:: Stated task ::
All lines in which the word "customers" occurs are to be extracted.

Data entries
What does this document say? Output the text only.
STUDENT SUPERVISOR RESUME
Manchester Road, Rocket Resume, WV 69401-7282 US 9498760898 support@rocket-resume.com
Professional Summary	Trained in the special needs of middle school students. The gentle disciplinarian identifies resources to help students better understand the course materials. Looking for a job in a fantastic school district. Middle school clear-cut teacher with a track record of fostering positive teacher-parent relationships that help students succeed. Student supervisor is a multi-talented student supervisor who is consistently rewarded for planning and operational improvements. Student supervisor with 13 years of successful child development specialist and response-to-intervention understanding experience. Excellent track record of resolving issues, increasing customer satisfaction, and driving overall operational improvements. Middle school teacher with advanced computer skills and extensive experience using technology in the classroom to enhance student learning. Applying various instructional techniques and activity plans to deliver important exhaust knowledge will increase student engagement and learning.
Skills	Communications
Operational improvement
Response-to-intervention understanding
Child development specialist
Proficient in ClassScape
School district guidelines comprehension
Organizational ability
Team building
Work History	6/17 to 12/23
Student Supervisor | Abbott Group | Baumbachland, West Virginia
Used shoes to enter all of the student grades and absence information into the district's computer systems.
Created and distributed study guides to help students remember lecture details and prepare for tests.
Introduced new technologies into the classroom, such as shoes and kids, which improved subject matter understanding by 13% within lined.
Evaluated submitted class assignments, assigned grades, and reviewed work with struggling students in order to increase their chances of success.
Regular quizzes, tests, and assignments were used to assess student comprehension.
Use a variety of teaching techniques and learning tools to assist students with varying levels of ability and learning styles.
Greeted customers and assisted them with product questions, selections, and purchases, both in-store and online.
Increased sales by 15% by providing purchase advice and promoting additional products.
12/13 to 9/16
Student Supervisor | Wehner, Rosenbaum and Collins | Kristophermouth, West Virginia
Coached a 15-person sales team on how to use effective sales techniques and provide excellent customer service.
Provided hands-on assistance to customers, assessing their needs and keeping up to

:: Task result ::
Greeted customers and assisted them with product questions, selections, and purchases, both in-store and online.
Provided hands-on assistance to customers, assessing their needs and keeping up to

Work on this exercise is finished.